Written problem: Where a line contains the word "handle", copy that line in full.

Stored data:
++++++++++

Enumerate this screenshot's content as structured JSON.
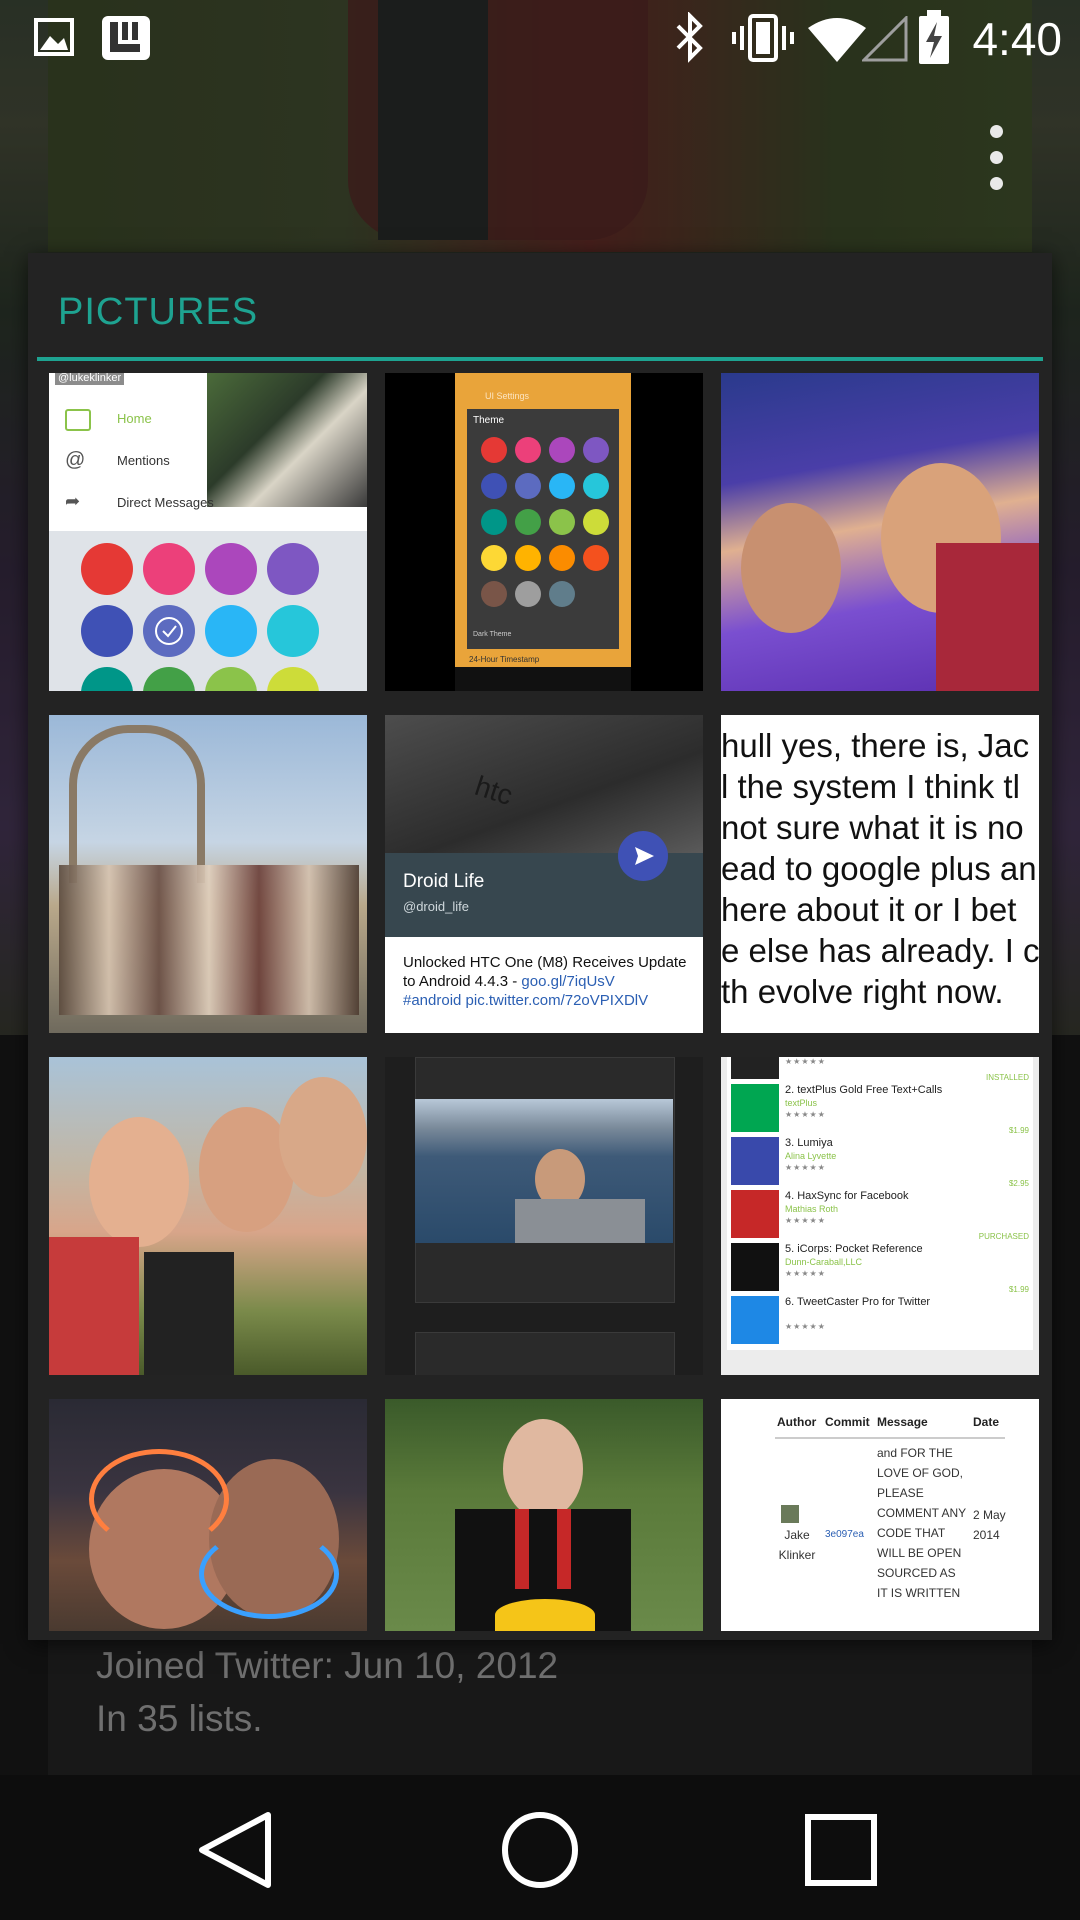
{
  "status_bar": {
    "time": "4:40",
    "icons": [
      "gallery-icon",
      "l-app-icon",
      "bluetooth-icon",
      "vibrate-icon",
      "wifi-icon",
      "cell-signal-icon",
      "battery-charging-icon"
    ]
  },
  "profile": {
    "joined": "Joined Twitter: Jun 10, 2012",
    "lists": "In 35 lists."
  },
  "dialog": {
    "title": "PICTURES",
    "accent_color": "#1ea391"
  },
  "thumbnails": {
    "t1": {
      "handle": "@lukeklinker",
      "menu": [
        "Home",
        "Mentions",
        "Direct Messages"
      ],
      "colors": [
        "#e53935",
        "#ec407a",
        "#ab47bc",
        "#7e57c2",
        "#3f51b5",
        "#5c6bc0",
        "#29b6f6",
        "#26c6da",
        "#009688",
        "#43a047",
        "#8bc34a",
        "#cddc39"
      ]
    },
    "t2": {
      "header": "UI Settings",
      "dialog_title": "Theme",
      "option": "Dark Theme",
      "footer": "24-Hour Timestamp",
      "colors": [
        "#e53935",
        "#ec407a",
        "#ab47bc",
        "#7e57c2",
        "#3f51b5",
        "#5c6bc0",
        "#29b6f6",
        "#26c6da",
        "#009688",
        "#43a047",
        "#8bc34a",
        "#cddc39",
        "#fdd835",
        "#ffb300",
        "#fb8c00",
        "#f4511e",
        "#795548",
        "#9e9e9e",
        "#607d8b"
      ]
    },
    "t5": {
      "brand": "htc",
      "name": "Droid Life",
      "handle": "@droid_life",
      "text": "Unlocked HTC One (M8) Receives Update to Android 4.4.3 - ",
      "link1": "goo.gl/7iqUsV",
      "link2": "#android pic.twitter.com/72oVPIXDlV"
    },
    "t6": {
      "lines": [
        "hull yes, there is, Jac",
        "l the system I think tl",
        "not sure what it is no",
        "ead to google plus an",
        "here about it or I bet",
        "e else has already. I c",
        "th evolve right now."
      ]
    },
    "t9": {
      "apps": [
        {
          "title": "",
          "sub": "",
          "badge": "INSTALLED",
          "price": ""
        },
        {
          "title": "2. textPlus Gold Free Text+Calls",
          "sub": "textPlus",
          "badge": "",
          "price": "$1.99"
        },
        {
          "title": "3. Lumiya",
          "sub": "Alina Lyvette",
          "badge": "",
          "price": "$2.95"
        },
        {
          "title": "4. HaxSync for Facebook",
          "sub": "Mathias Roth",
          "badge": "PURCHASED",
          "price": ""
        },
        {
          "title": "5. iCorps: Pocket Reference",
          "sub": "Dunn-Caraball,LLC",
          "badge": "",
          "price": "$1.99"
        },
        {
          "title": "6. TweetCaster Pro for Twitter",
          "sub": "",
          "badge": "",
          "price": ""
        }
      ],
      "stars": "★★★★★"
    },
    "t12": {
      "headers": [
        "Author",
        "Commit",
        "Message",
        "Date"
      ],
      "author": "Jake Klinker",
      "commit": "3e097ea",
      "message": "and FOR THE LOVE OF GOD, PLEASE COMMENT ANY CODE THAT WILL BE OPEN SOURCED AS IT IS WRITTEN",
      "date": "2 May 2014"
    }
  }
}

++++++++++

Response below:
      "handle": "@lukeklinker",
      "handle": "@droid_life",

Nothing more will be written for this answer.